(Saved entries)
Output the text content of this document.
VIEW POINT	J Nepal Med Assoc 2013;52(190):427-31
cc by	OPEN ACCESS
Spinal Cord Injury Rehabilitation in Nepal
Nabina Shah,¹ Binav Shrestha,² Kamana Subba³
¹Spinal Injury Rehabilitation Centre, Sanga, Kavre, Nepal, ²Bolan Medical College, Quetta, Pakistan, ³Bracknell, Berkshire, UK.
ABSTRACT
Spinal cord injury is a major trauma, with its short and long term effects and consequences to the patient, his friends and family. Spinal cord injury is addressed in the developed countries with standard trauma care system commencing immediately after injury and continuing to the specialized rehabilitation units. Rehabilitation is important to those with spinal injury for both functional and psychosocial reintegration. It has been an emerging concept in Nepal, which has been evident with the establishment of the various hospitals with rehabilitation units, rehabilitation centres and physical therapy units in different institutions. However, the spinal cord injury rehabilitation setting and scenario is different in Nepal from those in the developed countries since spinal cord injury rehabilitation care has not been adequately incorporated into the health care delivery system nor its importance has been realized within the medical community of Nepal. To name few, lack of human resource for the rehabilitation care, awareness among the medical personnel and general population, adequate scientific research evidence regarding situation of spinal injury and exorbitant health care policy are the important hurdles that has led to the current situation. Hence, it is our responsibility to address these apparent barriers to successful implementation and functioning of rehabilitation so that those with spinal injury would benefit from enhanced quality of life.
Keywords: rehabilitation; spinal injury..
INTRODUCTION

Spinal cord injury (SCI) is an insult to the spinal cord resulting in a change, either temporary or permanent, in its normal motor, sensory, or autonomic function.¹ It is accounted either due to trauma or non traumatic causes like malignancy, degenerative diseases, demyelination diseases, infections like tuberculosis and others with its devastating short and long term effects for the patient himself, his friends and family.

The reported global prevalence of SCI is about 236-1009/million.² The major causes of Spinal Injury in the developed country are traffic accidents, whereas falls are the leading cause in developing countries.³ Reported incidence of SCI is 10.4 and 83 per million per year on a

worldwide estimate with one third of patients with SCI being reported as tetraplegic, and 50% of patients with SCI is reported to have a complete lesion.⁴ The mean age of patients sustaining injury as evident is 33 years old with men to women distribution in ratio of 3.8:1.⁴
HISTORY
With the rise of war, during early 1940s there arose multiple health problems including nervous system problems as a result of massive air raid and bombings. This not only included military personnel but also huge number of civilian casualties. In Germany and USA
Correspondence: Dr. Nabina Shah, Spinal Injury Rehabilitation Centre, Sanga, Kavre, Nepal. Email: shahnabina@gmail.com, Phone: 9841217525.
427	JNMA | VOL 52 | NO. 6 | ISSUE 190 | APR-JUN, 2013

--

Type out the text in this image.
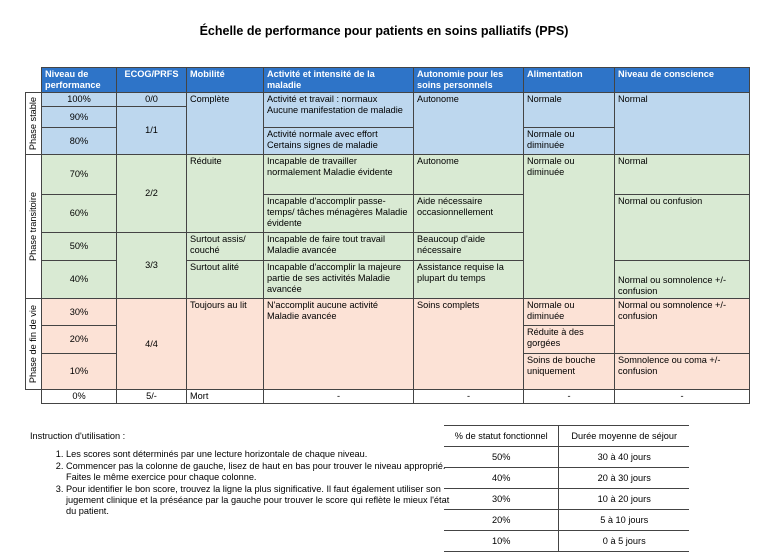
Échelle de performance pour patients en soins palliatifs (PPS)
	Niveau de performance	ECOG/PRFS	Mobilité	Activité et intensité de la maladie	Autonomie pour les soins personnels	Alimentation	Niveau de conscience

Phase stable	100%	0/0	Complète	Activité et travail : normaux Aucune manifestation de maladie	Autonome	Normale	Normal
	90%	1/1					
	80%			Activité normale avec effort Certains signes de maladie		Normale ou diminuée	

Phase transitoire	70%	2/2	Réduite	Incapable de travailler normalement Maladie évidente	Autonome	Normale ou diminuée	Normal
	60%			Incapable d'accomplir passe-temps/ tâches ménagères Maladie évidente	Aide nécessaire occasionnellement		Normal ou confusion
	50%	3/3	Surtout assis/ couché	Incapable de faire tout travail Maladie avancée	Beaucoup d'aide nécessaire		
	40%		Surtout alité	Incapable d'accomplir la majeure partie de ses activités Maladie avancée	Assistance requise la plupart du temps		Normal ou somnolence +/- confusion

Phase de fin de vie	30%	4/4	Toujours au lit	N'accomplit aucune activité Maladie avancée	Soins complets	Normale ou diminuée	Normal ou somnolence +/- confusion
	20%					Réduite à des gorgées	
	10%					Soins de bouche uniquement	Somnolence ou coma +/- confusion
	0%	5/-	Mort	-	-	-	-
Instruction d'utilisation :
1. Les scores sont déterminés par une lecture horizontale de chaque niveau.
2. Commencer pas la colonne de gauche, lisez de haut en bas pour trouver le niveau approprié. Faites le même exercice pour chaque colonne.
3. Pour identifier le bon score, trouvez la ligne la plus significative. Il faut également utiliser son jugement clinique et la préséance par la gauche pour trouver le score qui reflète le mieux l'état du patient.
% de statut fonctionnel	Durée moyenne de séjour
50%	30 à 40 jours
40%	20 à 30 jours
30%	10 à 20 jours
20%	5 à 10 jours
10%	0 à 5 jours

---

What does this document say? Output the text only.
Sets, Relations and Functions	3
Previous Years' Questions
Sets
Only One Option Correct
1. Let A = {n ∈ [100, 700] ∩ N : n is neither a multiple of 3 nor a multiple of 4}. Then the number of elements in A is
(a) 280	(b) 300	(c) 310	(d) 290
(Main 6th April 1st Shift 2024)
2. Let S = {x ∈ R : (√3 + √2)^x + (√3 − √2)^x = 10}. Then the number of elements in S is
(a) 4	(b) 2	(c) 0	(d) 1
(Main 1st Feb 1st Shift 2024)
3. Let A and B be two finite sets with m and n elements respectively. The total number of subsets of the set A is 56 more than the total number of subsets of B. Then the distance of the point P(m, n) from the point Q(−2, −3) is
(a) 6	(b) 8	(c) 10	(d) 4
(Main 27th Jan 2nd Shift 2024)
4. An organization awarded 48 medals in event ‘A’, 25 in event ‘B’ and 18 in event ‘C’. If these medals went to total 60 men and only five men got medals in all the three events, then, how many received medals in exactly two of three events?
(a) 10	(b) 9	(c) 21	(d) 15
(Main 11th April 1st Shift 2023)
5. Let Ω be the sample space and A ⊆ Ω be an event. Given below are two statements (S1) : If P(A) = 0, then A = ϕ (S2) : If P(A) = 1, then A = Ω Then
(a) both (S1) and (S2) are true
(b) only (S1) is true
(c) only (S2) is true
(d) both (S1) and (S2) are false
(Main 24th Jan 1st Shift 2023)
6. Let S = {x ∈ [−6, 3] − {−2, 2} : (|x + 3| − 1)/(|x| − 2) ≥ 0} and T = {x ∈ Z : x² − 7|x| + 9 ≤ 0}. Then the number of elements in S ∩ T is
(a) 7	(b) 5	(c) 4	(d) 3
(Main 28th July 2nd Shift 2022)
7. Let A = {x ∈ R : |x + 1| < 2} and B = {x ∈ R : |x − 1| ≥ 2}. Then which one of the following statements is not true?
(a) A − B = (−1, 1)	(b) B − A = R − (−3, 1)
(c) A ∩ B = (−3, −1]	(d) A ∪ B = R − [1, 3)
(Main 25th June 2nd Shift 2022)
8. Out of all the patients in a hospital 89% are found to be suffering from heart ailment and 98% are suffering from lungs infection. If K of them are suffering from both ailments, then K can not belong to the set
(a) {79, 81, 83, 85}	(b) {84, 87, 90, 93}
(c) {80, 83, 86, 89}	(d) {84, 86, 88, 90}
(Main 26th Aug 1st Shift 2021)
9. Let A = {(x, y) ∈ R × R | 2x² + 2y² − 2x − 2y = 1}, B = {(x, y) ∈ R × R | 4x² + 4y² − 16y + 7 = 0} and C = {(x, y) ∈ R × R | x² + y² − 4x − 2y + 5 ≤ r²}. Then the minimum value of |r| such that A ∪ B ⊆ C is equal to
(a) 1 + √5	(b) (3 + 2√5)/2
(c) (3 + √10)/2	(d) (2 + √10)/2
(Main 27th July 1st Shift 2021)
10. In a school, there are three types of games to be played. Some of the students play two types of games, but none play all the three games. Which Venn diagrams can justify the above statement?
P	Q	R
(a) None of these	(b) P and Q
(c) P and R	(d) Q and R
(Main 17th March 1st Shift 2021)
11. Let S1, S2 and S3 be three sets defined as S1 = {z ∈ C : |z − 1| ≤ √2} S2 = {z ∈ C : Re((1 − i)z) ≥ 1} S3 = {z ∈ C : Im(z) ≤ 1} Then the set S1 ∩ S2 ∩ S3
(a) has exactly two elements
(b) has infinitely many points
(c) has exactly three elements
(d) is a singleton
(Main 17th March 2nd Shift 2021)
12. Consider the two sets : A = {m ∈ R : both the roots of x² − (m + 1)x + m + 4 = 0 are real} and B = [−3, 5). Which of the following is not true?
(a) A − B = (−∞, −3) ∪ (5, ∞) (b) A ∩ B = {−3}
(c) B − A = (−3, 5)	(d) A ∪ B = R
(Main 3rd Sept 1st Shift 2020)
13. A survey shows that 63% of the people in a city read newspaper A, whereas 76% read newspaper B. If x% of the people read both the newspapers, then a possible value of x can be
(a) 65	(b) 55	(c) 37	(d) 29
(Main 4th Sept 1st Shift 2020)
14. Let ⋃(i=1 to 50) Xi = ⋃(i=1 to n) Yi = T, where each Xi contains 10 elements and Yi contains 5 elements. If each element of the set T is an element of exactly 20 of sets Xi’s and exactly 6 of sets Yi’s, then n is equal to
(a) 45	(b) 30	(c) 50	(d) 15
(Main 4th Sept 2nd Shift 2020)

(THE TASK):
Each line in the data that holds the word "Kavre" must be copied.

(SOLUTION FOR THIS PROBLEM):
¹Spinal Injury Rehabilitation Centre, Sanga, Kavre, Nepal, ²Bolan Medical College, Quetta, Pakistan, ³Bracknell, Berkshire, UK.
Correspondence: Dr. Nabina Shah, Spinal Injury Rehabilitation Centre, Sanga, Kavre, Nepal. Email: shahnabina@gmail.com, Phone: 9841217525.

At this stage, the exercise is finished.